_DIRECTIONS:_
Reproduce every entry exactly.

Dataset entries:
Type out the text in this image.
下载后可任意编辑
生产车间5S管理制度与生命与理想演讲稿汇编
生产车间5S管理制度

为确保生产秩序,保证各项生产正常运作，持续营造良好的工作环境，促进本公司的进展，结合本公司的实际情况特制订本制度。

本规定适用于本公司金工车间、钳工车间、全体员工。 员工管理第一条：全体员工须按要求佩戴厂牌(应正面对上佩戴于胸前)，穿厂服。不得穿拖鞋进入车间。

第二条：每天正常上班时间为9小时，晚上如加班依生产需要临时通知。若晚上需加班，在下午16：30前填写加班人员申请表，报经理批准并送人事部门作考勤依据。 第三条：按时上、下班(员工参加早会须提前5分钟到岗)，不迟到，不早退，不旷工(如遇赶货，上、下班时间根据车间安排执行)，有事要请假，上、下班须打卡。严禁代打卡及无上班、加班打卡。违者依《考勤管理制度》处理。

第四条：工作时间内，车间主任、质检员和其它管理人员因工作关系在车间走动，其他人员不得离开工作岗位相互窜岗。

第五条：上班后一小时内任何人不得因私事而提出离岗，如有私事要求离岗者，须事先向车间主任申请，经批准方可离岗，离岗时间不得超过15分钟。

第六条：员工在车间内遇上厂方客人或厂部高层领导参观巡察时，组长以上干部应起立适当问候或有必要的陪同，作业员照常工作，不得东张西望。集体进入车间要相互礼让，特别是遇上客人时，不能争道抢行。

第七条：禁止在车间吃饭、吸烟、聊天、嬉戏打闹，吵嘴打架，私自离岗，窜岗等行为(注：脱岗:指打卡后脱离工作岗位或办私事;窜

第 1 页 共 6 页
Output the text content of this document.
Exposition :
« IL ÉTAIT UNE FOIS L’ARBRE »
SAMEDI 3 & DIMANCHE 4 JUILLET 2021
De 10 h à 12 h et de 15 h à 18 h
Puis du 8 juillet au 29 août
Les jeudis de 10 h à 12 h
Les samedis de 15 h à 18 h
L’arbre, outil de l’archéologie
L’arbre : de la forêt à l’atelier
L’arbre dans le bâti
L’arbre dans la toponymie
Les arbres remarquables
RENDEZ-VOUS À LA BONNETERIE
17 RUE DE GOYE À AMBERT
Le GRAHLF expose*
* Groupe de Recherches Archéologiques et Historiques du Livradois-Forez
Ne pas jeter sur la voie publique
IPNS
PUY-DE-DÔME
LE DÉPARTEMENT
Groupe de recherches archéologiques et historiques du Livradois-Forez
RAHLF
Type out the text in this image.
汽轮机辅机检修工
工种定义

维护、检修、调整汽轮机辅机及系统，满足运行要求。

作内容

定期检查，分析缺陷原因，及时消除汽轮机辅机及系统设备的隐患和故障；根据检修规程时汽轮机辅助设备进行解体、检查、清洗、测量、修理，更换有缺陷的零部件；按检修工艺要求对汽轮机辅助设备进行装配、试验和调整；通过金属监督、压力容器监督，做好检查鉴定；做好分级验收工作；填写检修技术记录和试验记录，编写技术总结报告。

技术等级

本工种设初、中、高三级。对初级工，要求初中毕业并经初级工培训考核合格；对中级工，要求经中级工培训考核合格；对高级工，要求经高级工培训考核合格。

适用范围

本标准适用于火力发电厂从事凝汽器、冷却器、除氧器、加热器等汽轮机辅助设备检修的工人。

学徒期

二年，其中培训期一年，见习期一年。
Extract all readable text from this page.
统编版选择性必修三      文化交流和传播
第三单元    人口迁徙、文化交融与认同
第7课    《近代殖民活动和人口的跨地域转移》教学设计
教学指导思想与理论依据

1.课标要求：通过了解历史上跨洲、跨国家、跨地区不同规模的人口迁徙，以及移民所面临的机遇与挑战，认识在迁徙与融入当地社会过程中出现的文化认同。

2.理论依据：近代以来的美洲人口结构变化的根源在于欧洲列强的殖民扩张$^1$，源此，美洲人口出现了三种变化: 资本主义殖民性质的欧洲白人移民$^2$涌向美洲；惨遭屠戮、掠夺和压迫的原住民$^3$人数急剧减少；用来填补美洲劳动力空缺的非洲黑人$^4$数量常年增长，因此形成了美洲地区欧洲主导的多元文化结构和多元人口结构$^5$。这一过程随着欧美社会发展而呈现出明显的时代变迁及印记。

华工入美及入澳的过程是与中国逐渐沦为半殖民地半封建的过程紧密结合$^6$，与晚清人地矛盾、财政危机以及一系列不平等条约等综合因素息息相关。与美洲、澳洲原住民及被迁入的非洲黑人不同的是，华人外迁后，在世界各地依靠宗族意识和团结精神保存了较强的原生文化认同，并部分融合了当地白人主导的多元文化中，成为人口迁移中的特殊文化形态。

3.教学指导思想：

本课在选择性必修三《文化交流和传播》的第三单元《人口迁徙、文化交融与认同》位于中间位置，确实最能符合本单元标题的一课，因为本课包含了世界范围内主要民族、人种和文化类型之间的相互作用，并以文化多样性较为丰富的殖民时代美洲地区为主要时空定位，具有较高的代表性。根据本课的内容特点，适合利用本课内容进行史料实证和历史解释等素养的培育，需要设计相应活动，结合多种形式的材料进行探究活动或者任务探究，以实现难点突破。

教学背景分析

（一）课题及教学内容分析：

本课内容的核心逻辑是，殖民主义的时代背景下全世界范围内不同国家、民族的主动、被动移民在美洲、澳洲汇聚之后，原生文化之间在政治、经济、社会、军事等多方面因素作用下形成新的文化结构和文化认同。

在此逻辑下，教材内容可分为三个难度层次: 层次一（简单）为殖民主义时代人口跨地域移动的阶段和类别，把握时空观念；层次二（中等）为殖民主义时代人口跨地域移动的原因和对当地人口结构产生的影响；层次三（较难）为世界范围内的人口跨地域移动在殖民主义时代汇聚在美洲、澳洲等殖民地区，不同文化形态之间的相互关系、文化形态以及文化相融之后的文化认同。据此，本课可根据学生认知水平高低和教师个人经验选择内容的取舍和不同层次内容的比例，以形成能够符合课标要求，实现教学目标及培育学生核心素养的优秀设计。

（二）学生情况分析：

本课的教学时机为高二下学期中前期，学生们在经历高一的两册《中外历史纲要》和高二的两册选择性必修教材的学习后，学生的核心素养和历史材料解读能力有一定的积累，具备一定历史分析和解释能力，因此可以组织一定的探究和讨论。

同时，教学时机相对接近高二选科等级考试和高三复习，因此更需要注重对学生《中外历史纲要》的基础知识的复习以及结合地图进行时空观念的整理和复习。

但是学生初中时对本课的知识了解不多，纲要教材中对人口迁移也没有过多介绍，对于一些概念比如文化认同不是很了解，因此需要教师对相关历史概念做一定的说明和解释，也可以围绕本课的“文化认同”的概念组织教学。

_RESULT BELOW:_
Type out the text in this image.
下载后可任意编辑
生产车间5S管理制度与生命与理想演讲稿汇编
生产车间5S管理制度

为确保生产秩序,保证各项生产正常运作，持续营造良好的工作环境，促进本公司的进展，结合本公司的实际情况特制订本制度。

本规定适用于本公司金工车间、钳工车间、全体员工。 员工管理第一条：全体员工须按要求佩戴厂牌(应正面对上佩戴于胸前)，穿厂服。不得穿拖鞋进入车间。

第二条：每天正常上班时间为9小时，晚上如加班依生产需要临时通知。若晚上需加班，在下午16：30前填写加班人员申请表，报经理批准并送人事部门作考勤依据。 第三条：按时上、下班(员工参加早会须提前5分钟到岗)，不迟到，不早退，不旷工(如遇赶货，上、下班时间根据车间安排执行)，有事要请假，上、下班须打卡。严禁代打卡及无上班、加班打卡。违者依《考勤管理制度》处理。

第四条：工作时间内，车间主任、质检员和其它管理人员因工作关系在车间走动，其他人员不得离开工作岗位相互窜岗。

第五条：上班后一小时内任何人不得因私事而提出离岗，如有私事要求离岗者，须事先向车间主任申请，经批准方可离岗，离岗时间不得超过15分钟。

第六条：员工在车间内遇上厂方客人或厂部高层领导参观巡察时，组长以上干部应起立适当问候或有必要的陪同，作业员照常工作，不得东张西望。集体进入车间要相互礼让，特别是遇上客人时，不能争道抢行。

第七条：禁止在车间吃饭、吸烟、聊天、嬉戏打闹，吵嘴打架，私自离岗，窜岗等行为(注：脱岗:指打卡后脱离工作岗位或办私事;窜

第 1 页 共 6 页
Output the text content of this document.
Exposition :
« IL ÉTAIT UNE FOIS L’ARBRE »
SAMEDI 3 & DIMANCHE 4 JUILLET 2021
De 10 h à 12 h et de 15 h à 18 h
Puis du 8 juillet au 29 août
Les jeudis de 10 h à 12 h
Les samedis de 15 h à 18 h
L’arbre, outil de l’archéologie
L’arbre : de la forêt à l’atelier
L’arbre dans le bâti
L’arbre dans la toponymie
Les arbres remarquables
RENDEZ-VOUS À LA BONNETERIE
17 RUE DE GOYE À AMBERT
Le GRAHLF expose*
* Groupe de Recherches Archéologiques et Historiques du Livradois-Forez
Ne pas jeter sur la voie publique
IPNS
PUY-DE-DÔME
LE DÉPARTEMENT
Groupe de recherches archéologiques et historiques du Livradois-Forez
RAHLF
Type out the text in this image.
汽轮机辅机检修工
工种定义

维护、检修、调整汽轮机辅机及系统，满足运行要求。

作内容

定期检查，分析缺陷原因，及时消除汽轮机辅机及系统设备的隐患和故障；根据检修规程时汽轮机辅助设备进行解体、检查、清洗、测量、修理，更换有缺陷的零部件；按检修工艺要求对汽轮机辅助设备进行装配、试验和调整；通过金属监督、压力容器监督，做好检查鉴定；做好分级验收工作；填写检修技术记录和试验记录，编写技术总结报告。

技术等级

本工种设初、中、高三级。对初级工，要求初中毕业并经初级工培训考核合格；对中级工，要求经中级工培训考核合格；对高级工，要求经高级工培训考核合格。

适用范围

本标准适用于火力发电厂从事凝汽器、冷却器、除氧器、加热器等汽轮机辅助设备检修的工人。

学徒期

二年，其中培训期一年，见习期一年。
Extract all readable text from this page.
统编版选择性必修三      文化交流和传播
第三单元    人口迁徙、文化交融与认同
第7课    《近代殖民活动和人口的跨地域转移》教学设计
教学指导思想与理论依据

1.课标要求：通过了解历史上跨洲、跨国家、跨地区不同规模的人口迁徙，以及移民所面临的机遇与挑战，认识在迁徙与融入当地社会过程中出现的文化认同。

2.理论依据：近代以来的美洲人口结构变化的根源在于欧洲列强的殖民扩张$^1$，源此，美洲人口出现了三种变化: 资本主义殖民性质的欧洲白人移民$^2$涌向美洲；惨遭屠戮、掠夺和压迫的原住民$^3$人数急剧减少；用来填补美洲劳动力空缺的非洲黑人$^4$数量常年增长，因此形成了美洲地区欧洲主导的多元文化结构和多元人口结构$^5$。这一过程随着欧美社会发展而呈现出明显的时代变迁及印记。

华工入美及入澳的过程是与中国逐渐沦为半殖民地半封建的过程紧密结合$^6$，与晚清人地矛盾、财政危机以及一系列不平等条约等综合因素息息相关。与美洲、澳洲原住民及被迁入的非洲黑人不同的是，华人外迁后，在世界各地依靠宗族意识和团结精神保存了较强的原生文化认同，并部分融合了当地白人主导的多元文化中，成为人口迁移中的特殊文化形态。

3.教学指导思想：

本课在选择性必修三《文化交流和传播》的第三单元《人口迁徙、文化交融与认同》位于中间位置，确实最能符合本单元标题的一课，因为本课包含了世界范围内主要民族、人种和文化类型之间的相互作用，并以文化多样性较为丰富的殖民时代美洲地区为主要时空定位，具有较高的代表性。根据本课的内容特点，适合利用本课内容进行史料实证和历史解释等素养的培育，需要设计相应活动，结合多种形式的材料进行探究活动或者任务探究，以实现难点突破。

教学背景分析

（一）课题及教学内容分析：

本课内容的核心逻辑是，殖民主义的时代背景下全世界范围内不同国家、民族的主动、被动移民在美洲、澳洲汇聚之后，原生文化之间在政治、经济、社会、军事等多方面因素作用下形成新的文化结构和文化认同。

在此逻辑下，教材内容可分为三个难度层次: 层次一（简单）为殖民主义时代人口跨地域移动的阶段和类别，把握时空观念；层次二（中等）为殖民主义时代人口跨地域移动的原因和对当地人口结构产生的影响；层次三（较难）为世界范围内的人口跨地域移动在殖民主义时代汇聚在美洲、澳洲等殖民地区，不同文化形态之间的相互关系、文化形态以及文化相融之后的文化认同。据此，本课可根据学生认知水平高低和教师个人经验选择内容的取舍和不同层次内容的比例，以形成能够符合课标要求，实现教学目标及培育学生核心素养的优秀设计。

（二）学生情况分析：

本课的教学时机为高二下学期中前期，学生们在经历高一的两册《中外历史纲要》和高二的两册选择性必修教材的学习后，学生的核心素养和历史材料解读能力有一定的积累，具备一定历史分析和解释能力，因此可以组织一定的探究和讨论。

同时，教学时机相对接近高二选科等级考试和高三复习，因此更需要注重对学生《中外历史纲要》的基础知识的复习以及结合地图进行时空观念的整理和复习。

但是学生初中时对本课的知识了解不多，纲要教材中对人口迁移也没有过多介绍，对于一些概念比如文化认同不是很了解，因此需要教师对相关历史概念做一定的说明和解释，也可以围绕本课的“文化认同”的概念组织教学。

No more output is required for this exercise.